YOUR TASK | List each line holding the string "ومجرور".

[Data excerpts]
(begin)
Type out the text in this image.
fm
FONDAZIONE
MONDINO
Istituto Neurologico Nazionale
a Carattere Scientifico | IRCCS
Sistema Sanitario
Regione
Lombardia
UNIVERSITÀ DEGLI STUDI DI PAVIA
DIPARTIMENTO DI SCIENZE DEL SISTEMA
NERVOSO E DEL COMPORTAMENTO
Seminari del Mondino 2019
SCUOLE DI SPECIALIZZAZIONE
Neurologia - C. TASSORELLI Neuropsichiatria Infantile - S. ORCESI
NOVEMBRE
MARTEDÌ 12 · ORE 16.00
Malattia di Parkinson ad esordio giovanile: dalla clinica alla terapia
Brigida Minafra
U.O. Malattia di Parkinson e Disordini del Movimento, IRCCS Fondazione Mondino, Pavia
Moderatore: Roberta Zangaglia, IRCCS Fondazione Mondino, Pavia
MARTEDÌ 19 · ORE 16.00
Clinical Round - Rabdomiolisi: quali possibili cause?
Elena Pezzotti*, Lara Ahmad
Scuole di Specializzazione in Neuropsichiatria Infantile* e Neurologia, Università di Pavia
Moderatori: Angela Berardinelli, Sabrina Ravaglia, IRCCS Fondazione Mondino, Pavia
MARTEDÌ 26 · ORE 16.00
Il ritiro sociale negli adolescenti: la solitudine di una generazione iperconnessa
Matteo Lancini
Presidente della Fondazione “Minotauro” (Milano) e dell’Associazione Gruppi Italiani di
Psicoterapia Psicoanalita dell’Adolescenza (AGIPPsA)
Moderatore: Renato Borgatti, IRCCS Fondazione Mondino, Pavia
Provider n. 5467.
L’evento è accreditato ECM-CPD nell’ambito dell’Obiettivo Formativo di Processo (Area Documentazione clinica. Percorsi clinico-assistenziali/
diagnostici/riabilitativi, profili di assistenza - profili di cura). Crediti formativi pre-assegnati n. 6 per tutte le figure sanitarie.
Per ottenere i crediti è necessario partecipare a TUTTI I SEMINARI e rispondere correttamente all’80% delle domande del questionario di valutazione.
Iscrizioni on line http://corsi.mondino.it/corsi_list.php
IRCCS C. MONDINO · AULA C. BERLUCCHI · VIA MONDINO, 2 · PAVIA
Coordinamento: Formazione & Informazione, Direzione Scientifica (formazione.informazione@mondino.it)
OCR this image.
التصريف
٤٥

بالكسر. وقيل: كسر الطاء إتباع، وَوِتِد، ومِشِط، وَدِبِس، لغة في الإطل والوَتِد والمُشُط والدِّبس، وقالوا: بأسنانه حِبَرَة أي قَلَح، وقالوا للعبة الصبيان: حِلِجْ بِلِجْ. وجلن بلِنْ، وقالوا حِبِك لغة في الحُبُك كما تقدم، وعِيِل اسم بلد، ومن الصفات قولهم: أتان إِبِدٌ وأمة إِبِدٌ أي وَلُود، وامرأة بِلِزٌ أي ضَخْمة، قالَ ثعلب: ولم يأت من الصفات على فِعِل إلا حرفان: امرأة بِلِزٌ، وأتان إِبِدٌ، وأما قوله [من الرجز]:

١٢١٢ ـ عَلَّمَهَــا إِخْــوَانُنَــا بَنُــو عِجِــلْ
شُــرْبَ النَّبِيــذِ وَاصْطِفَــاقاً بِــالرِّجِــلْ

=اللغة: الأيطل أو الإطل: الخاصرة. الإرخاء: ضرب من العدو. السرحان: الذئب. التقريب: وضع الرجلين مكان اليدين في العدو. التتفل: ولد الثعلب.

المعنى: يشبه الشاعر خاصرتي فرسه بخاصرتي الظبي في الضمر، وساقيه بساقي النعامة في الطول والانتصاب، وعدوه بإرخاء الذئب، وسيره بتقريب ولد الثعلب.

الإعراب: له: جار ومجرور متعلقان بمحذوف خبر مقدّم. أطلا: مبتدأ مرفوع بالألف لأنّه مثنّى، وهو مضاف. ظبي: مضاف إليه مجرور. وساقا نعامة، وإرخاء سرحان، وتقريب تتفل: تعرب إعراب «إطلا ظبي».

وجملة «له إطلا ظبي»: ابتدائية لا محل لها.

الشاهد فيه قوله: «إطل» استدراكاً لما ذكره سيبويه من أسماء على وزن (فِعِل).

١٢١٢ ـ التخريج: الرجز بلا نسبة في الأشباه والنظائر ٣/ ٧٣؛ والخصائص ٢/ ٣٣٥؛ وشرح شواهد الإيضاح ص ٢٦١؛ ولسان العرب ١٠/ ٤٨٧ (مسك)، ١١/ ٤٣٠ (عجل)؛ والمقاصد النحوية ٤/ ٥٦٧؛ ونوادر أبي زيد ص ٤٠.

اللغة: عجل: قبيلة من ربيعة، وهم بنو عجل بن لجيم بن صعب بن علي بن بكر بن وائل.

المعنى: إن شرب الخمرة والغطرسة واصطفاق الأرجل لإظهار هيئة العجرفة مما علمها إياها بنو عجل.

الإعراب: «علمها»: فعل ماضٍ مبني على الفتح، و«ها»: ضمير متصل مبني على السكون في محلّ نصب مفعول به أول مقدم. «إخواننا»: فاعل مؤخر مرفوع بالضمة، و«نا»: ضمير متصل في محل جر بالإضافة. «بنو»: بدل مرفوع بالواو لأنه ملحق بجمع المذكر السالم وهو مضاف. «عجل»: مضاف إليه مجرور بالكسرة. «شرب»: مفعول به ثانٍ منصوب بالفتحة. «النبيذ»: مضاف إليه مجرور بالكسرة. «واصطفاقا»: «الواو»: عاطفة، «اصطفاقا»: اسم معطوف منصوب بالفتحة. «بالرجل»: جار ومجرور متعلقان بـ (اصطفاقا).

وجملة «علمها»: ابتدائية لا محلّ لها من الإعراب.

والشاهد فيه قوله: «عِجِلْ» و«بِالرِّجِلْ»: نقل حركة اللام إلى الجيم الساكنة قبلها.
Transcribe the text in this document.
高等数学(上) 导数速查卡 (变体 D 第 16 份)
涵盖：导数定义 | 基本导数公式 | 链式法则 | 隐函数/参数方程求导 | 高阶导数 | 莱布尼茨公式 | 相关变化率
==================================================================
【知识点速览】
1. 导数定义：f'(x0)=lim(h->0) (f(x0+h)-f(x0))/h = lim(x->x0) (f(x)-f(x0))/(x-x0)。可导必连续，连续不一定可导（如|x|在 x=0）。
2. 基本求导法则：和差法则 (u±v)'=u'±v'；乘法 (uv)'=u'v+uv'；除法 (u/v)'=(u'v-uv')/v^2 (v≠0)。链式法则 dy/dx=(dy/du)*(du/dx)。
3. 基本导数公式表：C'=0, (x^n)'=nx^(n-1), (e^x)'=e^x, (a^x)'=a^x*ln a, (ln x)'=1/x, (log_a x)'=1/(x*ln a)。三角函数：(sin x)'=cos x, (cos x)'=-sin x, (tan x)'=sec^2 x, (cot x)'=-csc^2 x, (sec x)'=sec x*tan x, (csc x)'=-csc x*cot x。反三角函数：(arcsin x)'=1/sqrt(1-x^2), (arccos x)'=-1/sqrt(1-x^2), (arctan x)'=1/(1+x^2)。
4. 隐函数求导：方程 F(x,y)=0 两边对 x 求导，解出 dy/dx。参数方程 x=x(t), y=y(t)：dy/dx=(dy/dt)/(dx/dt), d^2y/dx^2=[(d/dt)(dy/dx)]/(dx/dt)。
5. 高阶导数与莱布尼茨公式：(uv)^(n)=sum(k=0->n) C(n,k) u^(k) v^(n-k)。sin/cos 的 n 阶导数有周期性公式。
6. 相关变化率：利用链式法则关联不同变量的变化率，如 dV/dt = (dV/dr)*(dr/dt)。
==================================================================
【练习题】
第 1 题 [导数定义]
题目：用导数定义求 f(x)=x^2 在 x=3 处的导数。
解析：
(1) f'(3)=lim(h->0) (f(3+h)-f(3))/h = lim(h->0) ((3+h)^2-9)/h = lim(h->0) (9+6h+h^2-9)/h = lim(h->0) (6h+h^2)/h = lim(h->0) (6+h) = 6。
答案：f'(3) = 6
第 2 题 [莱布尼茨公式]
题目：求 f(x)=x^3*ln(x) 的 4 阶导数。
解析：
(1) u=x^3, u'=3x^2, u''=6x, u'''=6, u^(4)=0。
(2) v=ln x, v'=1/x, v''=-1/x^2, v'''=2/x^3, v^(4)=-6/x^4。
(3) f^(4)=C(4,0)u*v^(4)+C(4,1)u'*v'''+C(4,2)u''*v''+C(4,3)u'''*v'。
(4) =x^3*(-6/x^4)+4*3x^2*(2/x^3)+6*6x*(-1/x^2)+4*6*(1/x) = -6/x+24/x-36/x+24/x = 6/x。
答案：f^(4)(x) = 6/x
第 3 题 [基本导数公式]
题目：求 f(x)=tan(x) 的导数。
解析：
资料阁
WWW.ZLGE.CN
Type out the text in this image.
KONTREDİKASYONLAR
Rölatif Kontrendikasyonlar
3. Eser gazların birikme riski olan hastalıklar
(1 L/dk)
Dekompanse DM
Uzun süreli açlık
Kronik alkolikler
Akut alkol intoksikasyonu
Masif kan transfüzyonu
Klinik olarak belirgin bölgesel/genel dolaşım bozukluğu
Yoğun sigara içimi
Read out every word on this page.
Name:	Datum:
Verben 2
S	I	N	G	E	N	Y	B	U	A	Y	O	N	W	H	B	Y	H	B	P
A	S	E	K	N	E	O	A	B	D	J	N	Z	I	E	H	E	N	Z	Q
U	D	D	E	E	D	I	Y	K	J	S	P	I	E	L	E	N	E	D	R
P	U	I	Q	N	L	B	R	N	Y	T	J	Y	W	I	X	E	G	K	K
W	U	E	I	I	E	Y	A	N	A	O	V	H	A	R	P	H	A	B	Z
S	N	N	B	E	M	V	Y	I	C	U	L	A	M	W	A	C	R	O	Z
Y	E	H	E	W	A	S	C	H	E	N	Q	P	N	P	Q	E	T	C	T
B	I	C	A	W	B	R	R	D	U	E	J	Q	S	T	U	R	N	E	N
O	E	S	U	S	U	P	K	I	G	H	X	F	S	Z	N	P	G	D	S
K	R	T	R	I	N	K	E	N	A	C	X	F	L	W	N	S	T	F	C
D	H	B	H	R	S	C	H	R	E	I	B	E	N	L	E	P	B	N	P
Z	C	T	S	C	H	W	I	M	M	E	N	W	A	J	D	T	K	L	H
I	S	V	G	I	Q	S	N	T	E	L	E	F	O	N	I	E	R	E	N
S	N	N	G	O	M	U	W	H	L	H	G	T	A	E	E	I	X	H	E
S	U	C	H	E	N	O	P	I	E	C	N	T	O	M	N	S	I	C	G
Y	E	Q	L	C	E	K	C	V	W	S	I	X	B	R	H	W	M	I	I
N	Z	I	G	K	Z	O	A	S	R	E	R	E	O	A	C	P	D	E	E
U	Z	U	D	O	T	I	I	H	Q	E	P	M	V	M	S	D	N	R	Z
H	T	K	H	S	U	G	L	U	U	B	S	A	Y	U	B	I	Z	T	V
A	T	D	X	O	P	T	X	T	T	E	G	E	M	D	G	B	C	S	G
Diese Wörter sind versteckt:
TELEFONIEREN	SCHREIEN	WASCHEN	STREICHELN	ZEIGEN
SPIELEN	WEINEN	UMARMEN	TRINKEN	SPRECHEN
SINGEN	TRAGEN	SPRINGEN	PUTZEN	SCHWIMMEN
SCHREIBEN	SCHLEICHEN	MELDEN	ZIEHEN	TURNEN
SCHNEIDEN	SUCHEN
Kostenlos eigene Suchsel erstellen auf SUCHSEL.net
(end)
REPLY TO THE TASK |
الإعراب: له: جار ومجرور متعلقان بمحذوف خبر مقدّم. أطلا: مبتدأ مرفوع بالألف لأنّه مثنّى، وهو مضاف. ظبي: مضاف إليه مجرور. وساقا نعامة، وإرخاء سرحان، وتقريب تتفل: تعرب إعراب «إطلا ظبي».
الإعراب: «علمها»: فعل ماضٍ مبني على الفتح، و«ها»: ضمير متصل مبني على السكون في محلّ نصب مفعول به أول مقدم. «إخواننا»: فاعل مؤخر مرفوع بالضمة، و«نا»: ضمير متصل في محل جر بالإضافة. «بنو»: بدل مرفوع بالواو لأنه ملحق بجمع المذكر السالم وهو مضاف. «عجل»: مضاف إليه مجرور بالكسرة. «شرب»: مفعول به ثانٍ منصوب بالفتحة. «النبيذ»: مضاف إليه مجرور بالكسرة. «واصطفاقا»: «الواو»: عاطفة، «اصطفاقا»: اسم معطوف منصوب بالفتحة. «بالرجل»: جار ومجرور متعلقان بـ (اصطفاقا).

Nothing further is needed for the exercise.